| Objective |
Look through the data and write out every line with the word "variables" in it.
= = = =
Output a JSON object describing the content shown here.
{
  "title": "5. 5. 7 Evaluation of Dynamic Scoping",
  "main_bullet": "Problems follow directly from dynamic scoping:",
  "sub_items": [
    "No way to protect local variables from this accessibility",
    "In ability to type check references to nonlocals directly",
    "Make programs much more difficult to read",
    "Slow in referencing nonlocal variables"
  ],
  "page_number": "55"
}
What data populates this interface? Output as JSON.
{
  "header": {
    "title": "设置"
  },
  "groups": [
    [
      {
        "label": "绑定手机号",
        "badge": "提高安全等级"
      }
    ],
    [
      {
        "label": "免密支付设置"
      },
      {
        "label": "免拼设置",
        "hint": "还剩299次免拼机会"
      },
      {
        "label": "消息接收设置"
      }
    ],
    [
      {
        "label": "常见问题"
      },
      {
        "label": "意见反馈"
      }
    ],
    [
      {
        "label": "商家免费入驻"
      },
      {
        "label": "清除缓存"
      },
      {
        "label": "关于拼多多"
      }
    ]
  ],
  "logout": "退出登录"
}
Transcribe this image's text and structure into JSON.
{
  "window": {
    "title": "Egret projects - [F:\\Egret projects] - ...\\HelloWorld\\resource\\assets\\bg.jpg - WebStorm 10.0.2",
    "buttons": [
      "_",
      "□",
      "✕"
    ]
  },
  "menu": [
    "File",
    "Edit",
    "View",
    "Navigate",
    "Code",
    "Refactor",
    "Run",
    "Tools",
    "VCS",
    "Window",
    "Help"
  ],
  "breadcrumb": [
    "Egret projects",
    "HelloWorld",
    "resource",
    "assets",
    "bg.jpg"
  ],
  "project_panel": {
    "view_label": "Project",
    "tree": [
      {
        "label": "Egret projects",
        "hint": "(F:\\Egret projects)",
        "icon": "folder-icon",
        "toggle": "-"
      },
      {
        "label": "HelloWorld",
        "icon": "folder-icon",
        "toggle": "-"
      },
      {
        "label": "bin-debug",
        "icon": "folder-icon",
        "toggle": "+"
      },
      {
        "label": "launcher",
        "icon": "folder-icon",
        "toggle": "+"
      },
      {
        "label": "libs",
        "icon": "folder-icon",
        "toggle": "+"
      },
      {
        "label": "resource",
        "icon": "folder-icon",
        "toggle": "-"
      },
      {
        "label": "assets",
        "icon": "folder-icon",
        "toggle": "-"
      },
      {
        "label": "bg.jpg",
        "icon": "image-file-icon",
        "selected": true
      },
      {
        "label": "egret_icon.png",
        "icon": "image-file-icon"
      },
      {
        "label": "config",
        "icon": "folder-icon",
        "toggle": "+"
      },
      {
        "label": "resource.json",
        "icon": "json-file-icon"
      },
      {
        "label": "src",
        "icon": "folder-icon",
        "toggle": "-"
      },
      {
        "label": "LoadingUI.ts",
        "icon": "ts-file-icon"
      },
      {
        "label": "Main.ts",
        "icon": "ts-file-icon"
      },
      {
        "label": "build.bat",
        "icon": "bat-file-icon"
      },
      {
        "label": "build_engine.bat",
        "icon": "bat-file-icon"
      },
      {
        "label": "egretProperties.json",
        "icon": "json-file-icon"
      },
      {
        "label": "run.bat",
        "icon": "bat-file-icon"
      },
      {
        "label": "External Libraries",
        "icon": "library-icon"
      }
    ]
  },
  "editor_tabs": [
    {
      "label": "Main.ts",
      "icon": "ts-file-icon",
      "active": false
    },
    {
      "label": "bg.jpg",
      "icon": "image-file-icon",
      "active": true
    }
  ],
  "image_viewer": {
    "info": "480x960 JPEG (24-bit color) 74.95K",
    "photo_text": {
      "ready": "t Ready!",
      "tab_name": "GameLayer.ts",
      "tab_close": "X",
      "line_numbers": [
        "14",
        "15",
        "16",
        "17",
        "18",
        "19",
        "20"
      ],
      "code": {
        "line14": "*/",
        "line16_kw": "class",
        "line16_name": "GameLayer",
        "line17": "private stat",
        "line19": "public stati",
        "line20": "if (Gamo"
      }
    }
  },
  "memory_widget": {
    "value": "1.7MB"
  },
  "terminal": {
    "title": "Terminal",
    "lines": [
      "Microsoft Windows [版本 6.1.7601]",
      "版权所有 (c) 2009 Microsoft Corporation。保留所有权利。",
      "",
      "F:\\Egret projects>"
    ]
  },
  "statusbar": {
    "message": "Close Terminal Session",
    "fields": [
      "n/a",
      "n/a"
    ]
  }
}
= = = =
| Solution for this problem |
    "No way to protect local variables from this accessibility",
    "Slow in referencing nonlocal variables"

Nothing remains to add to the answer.